Output each line exactly as it appears, skipping any embedded picture.

*-*-*

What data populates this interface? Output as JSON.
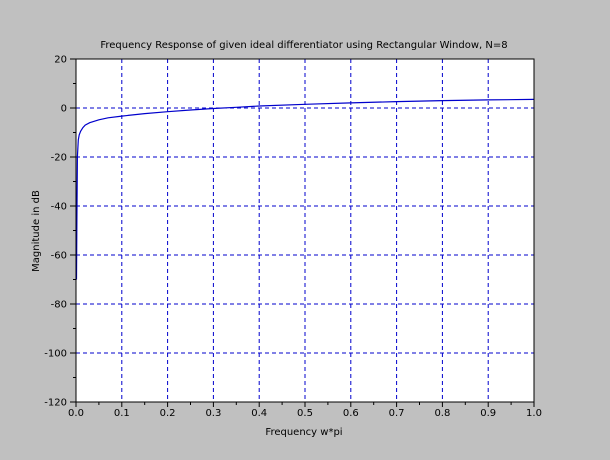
{
  "chart_data": {
    "type": "line",
    "title": "Frequency Response of given ideal differentiator using Rectangular Window, N=8",
    "xlabel": "Frequency w*pi",
    "ylabel": "Magnitude in dB",
    "xlim": [
      0,
      1
    ],
    "ylim": [
      -120,
      20
    ],
    "xticks": [
      0.0,
      0.1,
      0.2,
      0.3,
      0.4,
      0.5,
      0.6,
      0.7,
      0.8,
      0.9,
      1.0
    ],
    "xtick_labels": [
      "0.0",
      "0.1",
      "0.2",
      "0.3",
      "0.4",
      "0.5",
      "0.6",
      "0.7",
      "0.8",
      "0.9",
      "1.0"
    ],
    "yticks": [
      -120,
      -100,
      -80,
      -60,
      -40,
      -20,
      0,
      20
    ],
    "ytick_labels": [
      "-120",
      "-100",
      "-80",
      "-60",
      "-40",
      "-20",
      "0",
      "20"
    ],
    "grid": true,
    "colors": {
      "background": "#c0c0c0",
      "plot_area": "#ffffff",
      "series": "#0000cc",
      "grid": "#0000cc",
      "axes": "#000000"
    },
    "series": [
      {
        "x": [
          0.001,
          0.002,
          0.003,
          0.005,
          0.007,
          0.01,
          0.015,
          0.02,
          0.03,
          0.05,
          0.07,
          0.1,
          0.15,
          0.2,
          0.25,
          0.3,
          0.35,
          0.4,
          0.5,
          0.6,
          0.7,
          0.8,
          0.9,
          1.0
        ],
        "y": [
          -70,
          -45,
          -20,
          -13,
          -11,
          -9.5,
          -8,
          -7,
          -6,
          -4.8,
          -4,
          -3.3,
          -2.3,
          -1.5,
          -0.8,
          -0.2,
          0.3,
          0.8,
          1.5,
          2.1,
          2.6,
          3.0,
          3.3,
          3.5
        ]
      }
    ]
  }
}
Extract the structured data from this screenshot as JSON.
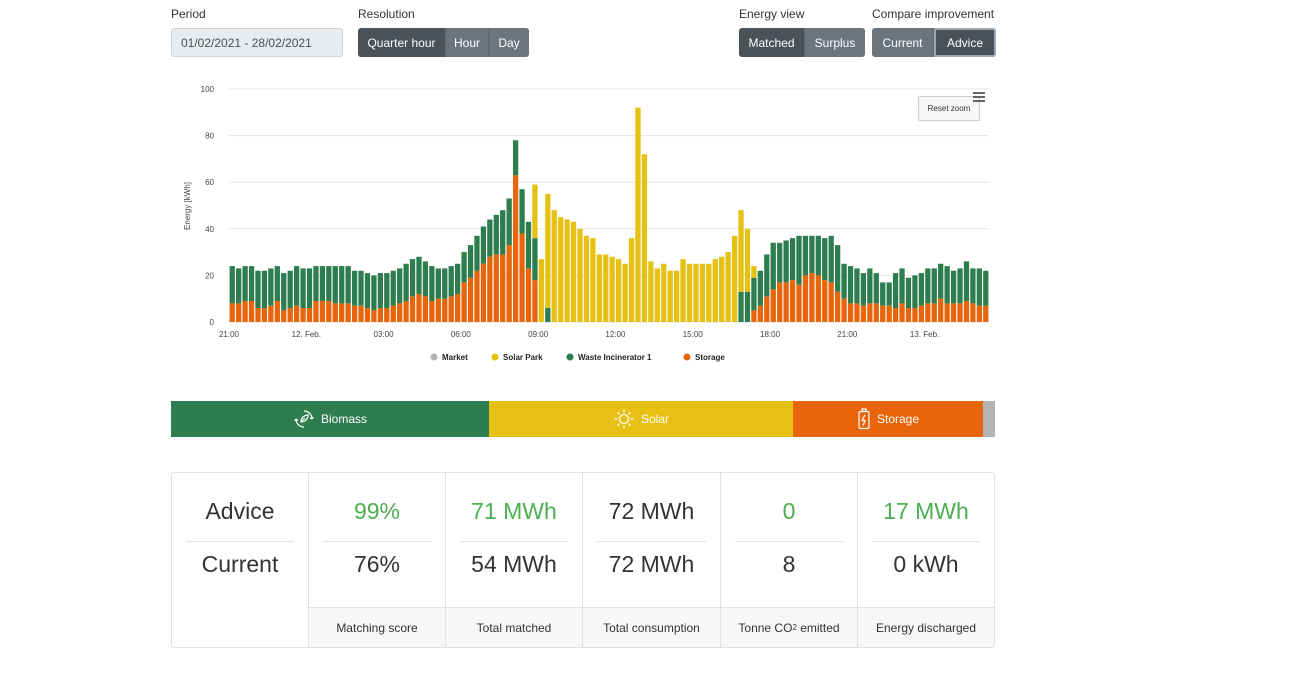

*-*-*

Task answer:
What data populates this interface? Output as JSON.
{
  "chart_data": {
    "type": "line",
    "title": "Frequency Response of given ideal differentiator using Rectangular Window, N=8",
    "xlabel": "Frequency w*pi",
    "ylabel": "Magnitude in dB",
    "xlim": [
      0,
      1
    ],
    "ylim": [
      -120,
      20
    ],
    "xticks": [
      0.0,
      0.1,
      0.2,
      0.3,
      0.4,
      0.5,
      0.6,
      0.7,
      0.8,
      0.9,
      1.0
    ],
    "xtick_labels": [
      "0.0",
      "0.1",
      "0.2",
      "0.3",
      "0.4",
      "0.5",
      "0.6",
      "0.7",
      "0.8",
      "0.9",
      "1.0"
    ],
    "yticks": [
      -120,
      -100,
      -80,
      -60,
      -40,
      -20,
      0,
      20
    ],
    "ytick_labels": [
      "-120",
      "-100",
      "-80",
      "-60",
      "-40",
      "-20",
      "0",
      "20"
    ],
    "grid": true,
    "colors": {
      "background": "#c0c0c0",
      "plot_area": "#ffffff",
      "series": "#0000cc",
      "grid": "#0000cc",
      "axes": "#000000"
    },
    "series": [
      {
        "x": [
          0.001,
          0.002,
          0.003,
          0.005,
          0.007,
          0.01,
          0.015,
          0.02,
          0.03,
          0.05,
          0.07,
          0.1,
          0.15,
          0.2,
          0.25,
          0.3,
          0.35,
          0.4,
          0.5,
          0.6,
          0.7,
          0.8,
          0.9,
          1.0
        ],
        "y": [
          -70,
          -45,
          -20,
          -13,
          -11,
          -9.5,
          -8,
          -7,
          -6,
          -4.8,
          -4,
          -3.3,
          -2.3,
          -1.5,
          -0.8,
          -0.2,
          0.3,
          0.8,
          1.5,
          2.1,
          2.6,
          3.0,
          3.3,
          3.5
        ]
      }
    ]
  }
}
Extract the structured data from this screenshot as JSON.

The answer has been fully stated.